▼

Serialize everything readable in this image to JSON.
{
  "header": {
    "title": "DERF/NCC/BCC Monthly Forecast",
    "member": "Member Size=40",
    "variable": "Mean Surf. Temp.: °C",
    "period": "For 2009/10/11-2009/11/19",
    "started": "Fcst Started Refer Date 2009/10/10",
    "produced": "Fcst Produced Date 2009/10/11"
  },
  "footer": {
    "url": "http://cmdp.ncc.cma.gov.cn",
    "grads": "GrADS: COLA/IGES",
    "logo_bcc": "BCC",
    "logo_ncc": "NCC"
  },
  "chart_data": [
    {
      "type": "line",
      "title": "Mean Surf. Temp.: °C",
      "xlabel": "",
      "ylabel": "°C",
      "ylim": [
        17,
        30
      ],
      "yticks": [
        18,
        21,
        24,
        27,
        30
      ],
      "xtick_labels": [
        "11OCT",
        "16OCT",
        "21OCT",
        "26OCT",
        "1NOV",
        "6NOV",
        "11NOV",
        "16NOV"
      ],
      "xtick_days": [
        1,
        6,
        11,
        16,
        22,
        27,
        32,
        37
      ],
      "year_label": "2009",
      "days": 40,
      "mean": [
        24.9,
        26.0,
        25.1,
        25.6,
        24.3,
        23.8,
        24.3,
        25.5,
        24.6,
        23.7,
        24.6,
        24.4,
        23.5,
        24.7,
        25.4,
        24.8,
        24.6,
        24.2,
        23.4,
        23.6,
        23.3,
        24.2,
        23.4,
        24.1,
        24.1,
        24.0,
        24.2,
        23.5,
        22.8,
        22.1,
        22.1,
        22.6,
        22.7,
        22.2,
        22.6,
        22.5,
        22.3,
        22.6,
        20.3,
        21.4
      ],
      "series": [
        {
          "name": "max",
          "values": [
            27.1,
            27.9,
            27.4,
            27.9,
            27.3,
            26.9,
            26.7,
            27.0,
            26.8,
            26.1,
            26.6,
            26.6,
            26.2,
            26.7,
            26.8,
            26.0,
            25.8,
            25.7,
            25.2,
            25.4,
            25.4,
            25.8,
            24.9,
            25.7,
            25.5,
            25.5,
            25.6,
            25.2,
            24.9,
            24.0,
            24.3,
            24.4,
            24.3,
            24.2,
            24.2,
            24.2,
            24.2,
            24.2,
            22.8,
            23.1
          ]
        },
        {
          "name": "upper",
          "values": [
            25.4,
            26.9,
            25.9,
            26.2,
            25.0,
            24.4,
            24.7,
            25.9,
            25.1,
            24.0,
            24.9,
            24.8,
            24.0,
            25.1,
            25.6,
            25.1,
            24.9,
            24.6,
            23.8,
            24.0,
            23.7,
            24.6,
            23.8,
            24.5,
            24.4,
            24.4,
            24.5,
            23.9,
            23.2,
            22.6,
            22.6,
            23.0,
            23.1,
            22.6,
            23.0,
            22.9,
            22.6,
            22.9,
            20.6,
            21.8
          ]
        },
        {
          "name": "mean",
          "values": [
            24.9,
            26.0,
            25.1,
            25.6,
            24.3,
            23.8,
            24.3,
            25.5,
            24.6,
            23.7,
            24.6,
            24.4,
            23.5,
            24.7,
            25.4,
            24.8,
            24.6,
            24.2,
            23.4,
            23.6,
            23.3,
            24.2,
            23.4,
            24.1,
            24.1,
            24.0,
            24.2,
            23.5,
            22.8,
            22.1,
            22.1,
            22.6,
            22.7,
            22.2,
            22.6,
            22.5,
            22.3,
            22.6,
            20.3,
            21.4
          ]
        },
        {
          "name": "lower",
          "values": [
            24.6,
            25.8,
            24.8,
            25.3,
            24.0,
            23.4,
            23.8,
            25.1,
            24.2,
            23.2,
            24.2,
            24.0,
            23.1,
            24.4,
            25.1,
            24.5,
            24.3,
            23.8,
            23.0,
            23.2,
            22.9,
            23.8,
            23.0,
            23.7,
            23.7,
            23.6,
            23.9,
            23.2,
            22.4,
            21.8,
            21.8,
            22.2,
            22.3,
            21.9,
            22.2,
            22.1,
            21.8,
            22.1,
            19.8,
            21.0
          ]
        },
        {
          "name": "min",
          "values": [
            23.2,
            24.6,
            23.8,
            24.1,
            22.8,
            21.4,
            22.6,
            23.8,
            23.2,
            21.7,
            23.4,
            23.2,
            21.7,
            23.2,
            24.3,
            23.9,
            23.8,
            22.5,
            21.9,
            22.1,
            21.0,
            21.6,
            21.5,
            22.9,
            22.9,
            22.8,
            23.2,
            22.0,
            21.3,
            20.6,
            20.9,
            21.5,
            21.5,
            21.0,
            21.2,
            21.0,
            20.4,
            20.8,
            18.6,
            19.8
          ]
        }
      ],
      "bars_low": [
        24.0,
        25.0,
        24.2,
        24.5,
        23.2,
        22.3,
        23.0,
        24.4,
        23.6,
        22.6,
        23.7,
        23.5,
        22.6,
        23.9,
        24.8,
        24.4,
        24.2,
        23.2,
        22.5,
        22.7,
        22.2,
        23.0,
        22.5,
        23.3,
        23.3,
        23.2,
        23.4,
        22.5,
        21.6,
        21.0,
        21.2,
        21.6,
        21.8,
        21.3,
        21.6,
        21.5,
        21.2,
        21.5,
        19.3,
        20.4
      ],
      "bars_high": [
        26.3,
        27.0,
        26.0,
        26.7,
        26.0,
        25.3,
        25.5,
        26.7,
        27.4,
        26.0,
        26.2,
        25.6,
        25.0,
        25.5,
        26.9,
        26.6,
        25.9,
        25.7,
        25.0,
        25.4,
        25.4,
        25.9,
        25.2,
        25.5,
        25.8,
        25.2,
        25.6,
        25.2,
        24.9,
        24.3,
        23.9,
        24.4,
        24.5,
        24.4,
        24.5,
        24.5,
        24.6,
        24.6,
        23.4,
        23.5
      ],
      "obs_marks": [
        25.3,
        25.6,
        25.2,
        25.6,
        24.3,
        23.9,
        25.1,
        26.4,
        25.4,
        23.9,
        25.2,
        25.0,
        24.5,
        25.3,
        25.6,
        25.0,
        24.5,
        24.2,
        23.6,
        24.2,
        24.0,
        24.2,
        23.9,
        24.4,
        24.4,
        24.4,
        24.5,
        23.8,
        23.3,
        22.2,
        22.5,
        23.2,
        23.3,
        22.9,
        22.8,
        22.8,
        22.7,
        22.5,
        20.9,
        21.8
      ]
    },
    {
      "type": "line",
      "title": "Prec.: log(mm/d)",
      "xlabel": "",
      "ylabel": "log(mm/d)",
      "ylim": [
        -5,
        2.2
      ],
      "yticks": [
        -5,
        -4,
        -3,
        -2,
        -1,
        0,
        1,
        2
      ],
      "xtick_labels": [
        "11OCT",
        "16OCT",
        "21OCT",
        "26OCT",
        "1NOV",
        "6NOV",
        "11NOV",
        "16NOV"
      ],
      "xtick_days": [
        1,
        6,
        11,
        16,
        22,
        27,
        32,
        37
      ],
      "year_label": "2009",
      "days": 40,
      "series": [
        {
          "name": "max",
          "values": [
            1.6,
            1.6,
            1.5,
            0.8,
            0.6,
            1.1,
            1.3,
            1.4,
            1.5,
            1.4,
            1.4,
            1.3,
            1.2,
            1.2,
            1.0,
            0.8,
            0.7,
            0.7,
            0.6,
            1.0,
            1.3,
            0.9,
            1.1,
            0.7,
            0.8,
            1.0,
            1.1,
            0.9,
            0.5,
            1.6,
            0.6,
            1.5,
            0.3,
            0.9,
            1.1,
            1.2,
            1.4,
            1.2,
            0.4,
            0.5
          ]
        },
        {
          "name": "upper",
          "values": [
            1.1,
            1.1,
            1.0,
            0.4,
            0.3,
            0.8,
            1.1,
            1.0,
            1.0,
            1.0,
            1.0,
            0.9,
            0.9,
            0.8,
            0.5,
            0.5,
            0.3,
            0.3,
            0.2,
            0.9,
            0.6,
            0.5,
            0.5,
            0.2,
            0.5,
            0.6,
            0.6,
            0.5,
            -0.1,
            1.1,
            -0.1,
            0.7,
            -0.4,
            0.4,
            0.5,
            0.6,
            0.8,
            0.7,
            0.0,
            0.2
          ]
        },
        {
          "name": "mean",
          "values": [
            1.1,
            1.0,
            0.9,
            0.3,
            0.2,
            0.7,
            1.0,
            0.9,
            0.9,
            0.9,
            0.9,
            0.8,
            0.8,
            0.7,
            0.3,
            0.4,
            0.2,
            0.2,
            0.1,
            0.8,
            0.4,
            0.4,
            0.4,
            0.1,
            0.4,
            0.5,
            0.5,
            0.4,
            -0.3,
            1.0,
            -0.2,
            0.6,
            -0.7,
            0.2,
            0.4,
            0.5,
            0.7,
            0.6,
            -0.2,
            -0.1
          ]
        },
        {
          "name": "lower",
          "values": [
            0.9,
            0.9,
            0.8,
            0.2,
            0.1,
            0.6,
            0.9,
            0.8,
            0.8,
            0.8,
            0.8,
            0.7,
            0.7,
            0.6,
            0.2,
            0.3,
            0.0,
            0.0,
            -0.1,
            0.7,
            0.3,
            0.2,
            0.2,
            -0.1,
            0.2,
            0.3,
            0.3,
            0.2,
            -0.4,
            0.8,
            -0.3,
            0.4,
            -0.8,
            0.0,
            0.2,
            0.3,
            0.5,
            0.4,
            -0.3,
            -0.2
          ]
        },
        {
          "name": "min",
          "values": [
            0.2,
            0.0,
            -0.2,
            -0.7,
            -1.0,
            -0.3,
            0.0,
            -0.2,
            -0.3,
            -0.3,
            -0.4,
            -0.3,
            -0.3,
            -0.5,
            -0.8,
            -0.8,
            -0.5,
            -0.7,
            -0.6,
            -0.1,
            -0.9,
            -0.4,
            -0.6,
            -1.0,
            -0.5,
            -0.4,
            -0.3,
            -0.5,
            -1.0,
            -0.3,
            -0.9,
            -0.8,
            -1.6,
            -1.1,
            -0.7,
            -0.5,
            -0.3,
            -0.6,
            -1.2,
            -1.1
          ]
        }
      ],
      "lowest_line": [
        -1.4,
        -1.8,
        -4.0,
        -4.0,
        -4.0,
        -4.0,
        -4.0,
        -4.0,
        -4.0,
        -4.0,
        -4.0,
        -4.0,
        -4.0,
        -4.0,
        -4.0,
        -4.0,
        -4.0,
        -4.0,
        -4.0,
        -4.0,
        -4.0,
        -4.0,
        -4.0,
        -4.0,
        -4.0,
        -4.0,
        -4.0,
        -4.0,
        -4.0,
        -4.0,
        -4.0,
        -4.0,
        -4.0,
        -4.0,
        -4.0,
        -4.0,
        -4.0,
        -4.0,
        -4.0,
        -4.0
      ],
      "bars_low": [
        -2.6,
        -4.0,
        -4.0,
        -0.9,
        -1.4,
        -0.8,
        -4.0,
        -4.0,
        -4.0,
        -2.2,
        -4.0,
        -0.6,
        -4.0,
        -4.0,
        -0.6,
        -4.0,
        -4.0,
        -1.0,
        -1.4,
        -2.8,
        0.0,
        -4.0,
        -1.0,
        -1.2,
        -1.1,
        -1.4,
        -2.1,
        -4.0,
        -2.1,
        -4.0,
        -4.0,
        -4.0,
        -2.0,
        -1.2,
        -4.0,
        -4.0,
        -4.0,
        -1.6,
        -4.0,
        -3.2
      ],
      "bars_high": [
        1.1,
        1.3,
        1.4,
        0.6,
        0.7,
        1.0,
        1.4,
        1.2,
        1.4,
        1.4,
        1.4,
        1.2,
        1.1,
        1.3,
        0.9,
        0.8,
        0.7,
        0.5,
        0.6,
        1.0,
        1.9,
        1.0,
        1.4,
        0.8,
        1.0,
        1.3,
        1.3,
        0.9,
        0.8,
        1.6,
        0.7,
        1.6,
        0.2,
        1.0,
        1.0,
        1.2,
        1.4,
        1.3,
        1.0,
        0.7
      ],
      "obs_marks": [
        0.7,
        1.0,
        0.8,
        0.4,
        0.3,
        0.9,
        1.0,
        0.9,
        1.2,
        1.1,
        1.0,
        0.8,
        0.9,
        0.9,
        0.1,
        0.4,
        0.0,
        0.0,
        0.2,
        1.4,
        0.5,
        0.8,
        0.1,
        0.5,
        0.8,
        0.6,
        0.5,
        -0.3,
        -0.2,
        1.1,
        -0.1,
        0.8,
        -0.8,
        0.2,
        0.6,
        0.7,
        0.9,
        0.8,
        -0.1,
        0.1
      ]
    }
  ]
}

▲

▸ **Task goal**:
Extract every line of the records above that contains the word "Temp".

▸ **Solution to this exercise**:
    "variable": "Mean Surf. Temp.: °C",
      "title": "Mean Surf. Temp.: °C",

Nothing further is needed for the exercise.